* Task prompt *
What follows are records. Restate all of them word for word.

* Data rows *
= = = = =
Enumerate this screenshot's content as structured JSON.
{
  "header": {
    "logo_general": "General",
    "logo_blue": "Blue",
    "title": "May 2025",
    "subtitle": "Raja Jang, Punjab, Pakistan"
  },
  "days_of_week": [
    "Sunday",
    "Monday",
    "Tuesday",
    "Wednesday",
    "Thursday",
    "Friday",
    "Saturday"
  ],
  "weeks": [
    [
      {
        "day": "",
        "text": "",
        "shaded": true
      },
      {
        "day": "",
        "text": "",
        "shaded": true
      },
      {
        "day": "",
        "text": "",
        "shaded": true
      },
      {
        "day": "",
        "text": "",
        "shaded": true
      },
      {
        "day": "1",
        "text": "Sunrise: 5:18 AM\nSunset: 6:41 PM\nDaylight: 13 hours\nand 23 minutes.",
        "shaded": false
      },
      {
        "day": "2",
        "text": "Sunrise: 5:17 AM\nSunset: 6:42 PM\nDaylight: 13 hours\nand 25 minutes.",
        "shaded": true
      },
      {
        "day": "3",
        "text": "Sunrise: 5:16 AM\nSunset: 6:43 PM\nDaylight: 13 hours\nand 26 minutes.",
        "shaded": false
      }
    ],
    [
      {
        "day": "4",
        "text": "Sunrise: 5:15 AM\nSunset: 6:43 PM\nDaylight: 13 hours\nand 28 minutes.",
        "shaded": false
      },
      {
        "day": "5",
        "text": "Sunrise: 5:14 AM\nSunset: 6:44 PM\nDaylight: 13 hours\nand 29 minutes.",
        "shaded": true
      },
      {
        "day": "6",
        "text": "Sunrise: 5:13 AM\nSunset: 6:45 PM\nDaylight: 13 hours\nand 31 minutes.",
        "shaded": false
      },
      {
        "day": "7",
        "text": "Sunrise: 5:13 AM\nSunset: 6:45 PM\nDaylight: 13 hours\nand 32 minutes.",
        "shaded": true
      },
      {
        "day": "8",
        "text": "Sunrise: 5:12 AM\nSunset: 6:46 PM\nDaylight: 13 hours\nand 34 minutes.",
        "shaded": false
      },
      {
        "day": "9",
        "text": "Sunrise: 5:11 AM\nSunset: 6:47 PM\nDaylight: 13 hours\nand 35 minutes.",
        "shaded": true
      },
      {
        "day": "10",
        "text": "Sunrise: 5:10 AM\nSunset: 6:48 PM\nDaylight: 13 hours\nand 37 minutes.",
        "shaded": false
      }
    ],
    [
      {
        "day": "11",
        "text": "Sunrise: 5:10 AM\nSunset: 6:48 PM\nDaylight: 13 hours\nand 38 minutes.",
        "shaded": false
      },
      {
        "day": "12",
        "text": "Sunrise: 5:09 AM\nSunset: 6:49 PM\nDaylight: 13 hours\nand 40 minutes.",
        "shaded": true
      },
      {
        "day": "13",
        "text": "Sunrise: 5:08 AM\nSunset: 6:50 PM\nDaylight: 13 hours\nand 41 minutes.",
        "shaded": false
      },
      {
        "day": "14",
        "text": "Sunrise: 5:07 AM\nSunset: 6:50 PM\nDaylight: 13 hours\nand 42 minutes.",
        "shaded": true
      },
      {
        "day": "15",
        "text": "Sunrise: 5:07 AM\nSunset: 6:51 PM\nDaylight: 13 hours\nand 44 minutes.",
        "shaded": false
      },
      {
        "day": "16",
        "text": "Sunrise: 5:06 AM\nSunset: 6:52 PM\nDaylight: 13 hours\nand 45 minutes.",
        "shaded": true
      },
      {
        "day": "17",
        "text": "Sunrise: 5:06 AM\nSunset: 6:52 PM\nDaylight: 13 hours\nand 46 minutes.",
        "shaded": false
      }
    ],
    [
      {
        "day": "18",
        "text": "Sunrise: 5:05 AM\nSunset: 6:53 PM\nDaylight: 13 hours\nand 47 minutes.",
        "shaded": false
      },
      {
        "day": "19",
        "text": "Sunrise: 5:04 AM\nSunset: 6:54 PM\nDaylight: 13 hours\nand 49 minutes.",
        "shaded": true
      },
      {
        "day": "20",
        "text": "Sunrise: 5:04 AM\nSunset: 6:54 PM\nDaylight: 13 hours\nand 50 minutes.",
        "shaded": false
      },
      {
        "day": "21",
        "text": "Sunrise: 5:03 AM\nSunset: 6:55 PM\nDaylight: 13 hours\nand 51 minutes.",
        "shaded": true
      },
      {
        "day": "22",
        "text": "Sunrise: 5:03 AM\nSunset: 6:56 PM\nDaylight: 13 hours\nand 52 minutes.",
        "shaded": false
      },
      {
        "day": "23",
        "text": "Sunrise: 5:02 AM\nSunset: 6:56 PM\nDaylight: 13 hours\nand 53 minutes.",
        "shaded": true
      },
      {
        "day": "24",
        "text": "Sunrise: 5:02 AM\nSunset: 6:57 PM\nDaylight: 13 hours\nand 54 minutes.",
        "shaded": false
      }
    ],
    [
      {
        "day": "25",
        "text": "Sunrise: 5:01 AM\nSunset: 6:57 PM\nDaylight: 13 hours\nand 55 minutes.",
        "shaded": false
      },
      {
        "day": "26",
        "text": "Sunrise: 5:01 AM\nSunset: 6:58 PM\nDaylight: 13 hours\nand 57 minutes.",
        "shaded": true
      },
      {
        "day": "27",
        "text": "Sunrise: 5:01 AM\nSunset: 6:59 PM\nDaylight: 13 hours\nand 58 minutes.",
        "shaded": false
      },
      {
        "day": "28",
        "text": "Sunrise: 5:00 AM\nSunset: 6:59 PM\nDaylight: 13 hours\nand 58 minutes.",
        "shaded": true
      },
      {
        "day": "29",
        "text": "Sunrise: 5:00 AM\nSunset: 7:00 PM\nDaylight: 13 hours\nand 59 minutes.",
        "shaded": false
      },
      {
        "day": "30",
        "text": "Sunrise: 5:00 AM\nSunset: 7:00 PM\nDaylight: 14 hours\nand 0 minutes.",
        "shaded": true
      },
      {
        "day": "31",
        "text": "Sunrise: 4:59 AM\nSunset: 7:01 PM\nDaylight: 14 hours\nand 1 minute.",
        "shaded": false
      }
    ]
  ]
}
= = = = =
* Problem solution *
Enumerate this screenshot's content as structured JSON.
{
  "header": {
    "logo_general": "General",
    "logo_blue": "Blue",
    "title": "May 2025",
    "subtitle": "Raja Jang, Punjab, Pakistan"
  },
  "days_of_week": [
    "Sunday",
    "Monday",
    "Tuesday",
    "Wednesday",
    "Thursday",
    "Friday",
    "Saturday"
  ],
  "weeks": [
    [
      {
        "day": "",
        "text": "",
        "shaded": true
      },
      {
        "day": "",
        "text": "",
        "shaded": true
      },
      {
        "day": "",
        "text": "",
        "shaded": true
      },
      {
        "day": "",
        "text": "",
        "shaded": true
      },
      {
        "day": "1",
        "text": "Sunrise: 5:18 AM\nSunset: 6:41 PM\nDaylight: 13 hours\nand 23 minutes.",
        "shaded": false
      },
      {
        "day": "2",
        "text": "Sunrise: 5:17 AM\nSunset: 6:42 PM\nDaylight: 13 hours\nand 25 minutes.",
        "shaded": true
      },
      {
        "day": "3",
        "text": "Sunrise: 5:16 AM\nSunset: 6:43 PM\nDaylight: 13 hours\nand 26 minutes.",
        "shaded": false
      }
    ],
    [
      {
        "day": "4",
        "text": "Sunrise: 5:15 AM\nSunset: 6:43 PM\nDaylight: 13 hours\nand 28 minutes.",
        "shaded": false
      },
      {
        "day": "5",
        "text": "Sunrise: 5:14 AM\nSunset: 6:44 PM\nDaylight: 13 hours\nand 29 minutes.",
        "shaded": true
      },
      {
        "day": "6",
        "text": "Sunrise: 5:13 AM\nSunset: 6:45 PM\nDaylight: 13 hours\nand 31 minutes.",
        "shaded": false
      },
      {
        "day": "7",
        "text": "Sunrise: 5:13 AM\nSunset: 6:45 PM\nDaylight: 13 hours\nand 32 minutes.",
        "shaded": true
      },
      {
        "day": "8",
        "text": "Sunrise: 5:12 AM\nSunset: 6:46 PM\nDaylight: 13 hours\nand 34 minutes.",
        "shaded": false
      },
      {
        "day": "9",
        "text": "Sunrise: 5:11 AM\nSunset: 6:47 PM\nDaylight: 13 hours\nand 35 minutes.",
        "shaded": true
      },
      {
        "day": "10",
        "text": "Sunrise: 5:10 AM\nSunset: 6:48 PM\nDaylight: 13 hours\nand 37 minutes.",
        "shaded": false
      }
    ],
    [
      {
        "day": "11",
        "text": "Sunrise: 5:10 AM\nSunset: 6:48 PM\nDaylight: 13 hours\nand 38 minutes.",
        "shaded": false
      },
      {
        "day": "12",
        "text": "Sunrise: 5:09 AM\nSunset: 6:49 PM\nDaylight: 13 hours\nand 40 minutes.",
        "shaded": true
      },
      {
        "day": "13",
        "text": "Sunrise: 5:08 AM\nSunset: 6:50 PM\nDaylight: 13 hours\nand 41 minutes.",
        "shaded": false
      },
      {
        "day": "14",
        "text": "Sunrise: 5:07 AM\nSunset: 6:50 PM\nDaylight: 13 hours\nand 42 minutes.",
        "shaded": true
      },
      {
        "day": "15",
        "text": "Sunrise: 5:07 AM\nSunset: 6:51 PM\nDaylight: 13 hours\nand 44 minutes.",
        "shaded": false
      },
      {
        "day": "16",
        "text": "Sunrise: 5:06 AM\nSunset: 6:52 PM\nDaylight: 13 hours\nand 45 minutes.",
        "shaded": true
      },
      {
        "day": "17",
        "text": "Sunrise: 5:06 AM\nSunset: 6:52 PM\nDaylight: 13 hours\nand 46 minutes.",
        "shaded": false
      }
    ],
    [
      {
        "day": "18",
        "text": "Sunrise: 5:05 AM\nSunset: 6:53 PM\nDaylight: 13 hours\nand 47 minutes.",
        "shaded": false
      },
      {
        "day": "19",
        "text": "Sunrise: 5:04 AM\nSunset: 6:54 PM\nDaylight: 13 hours\nand 49 minutes.",
        "shaded": true
      },
      {
        "day": "20",
        "text": "Sunrise: 5:04 AM\nSunset: 6:54 PM\nDaylight: 13 hours\nand 50 minutes.",
        "shaded": false
      },
      {
        "day": "21",
        "text": "Sunrise: 5:03 AM\nSunset: 6:55 PM\nDaylight: 13 hours\nand 51 minutes.",
        "shaded": true
      },
      {
        "day": "22",
        "text": "Sunrise: 5:03 AM\nSunset: 6:56 PM\nDaylight: 13 hours\nand 52 minutes.",
        "shaded": false
      },
      {
        "day": "23",
        "text": "Sunrise: 5:02 AM\nSunset: 6:56 PM\nDaylight: 13 hours\nand 53 minutes.",
        "shaded": true
      },
      {
        "day": "24",
        "text": "Sunrise: 5:02 AM\nSunset: 6:57 PM\nDaylight: 13 hours\nand 54 minutes.",
        "shaded": false
      }
    ],
    [
      {
        "day": "25",
        "text": "Sunrise: 5:01 AM\nSunset: 6:57 PM\nDaylight: 13 hours\nand 55 minutes.",
        "shaded": false
      },
      {
        "day": "26",
        "text": "Sunrise: 5:01 AM\nSunset: 6:58 PM\nDaylight: 13 hours\nand 57 minutes.",
        "shaded": true
      },
      {
        "day": "27",
        "text": "Sunrise: 5:01 AM\nSunset: 6:59 PM\nDaylight: 13 hours\nand 58 minutes.",
        "shaded": false
      },
      {
        "day": "28",
        "text": "Sunrise: 5:00 AM\nSunset: 6:59 PM\nDaylight: 13 hours\nand 58 minutes.",
        "shaded": true
      },
      {
        "day": "29",
        "text": "Sunrise: 5:00 AM\nSunset: 7:00 PM\nDaylight: 13 hours\nand 59 minutes.",
        "shaded": false
      },
      {
        "day": "30",
        "text": "Sunrise: 5:00 AM\nSunset: 7:00 PM\nDaylight: 14 hours\nand 0 minutes.",
        "shaded": true
      },
      {
        "day": "31",
        "text": "Sunrise: 4:59 AM\nSunset: 7:01 PM\nDaylight: 14 hours\nand 1 minute.",
        "shaded": false
      }
    ]
  ]
}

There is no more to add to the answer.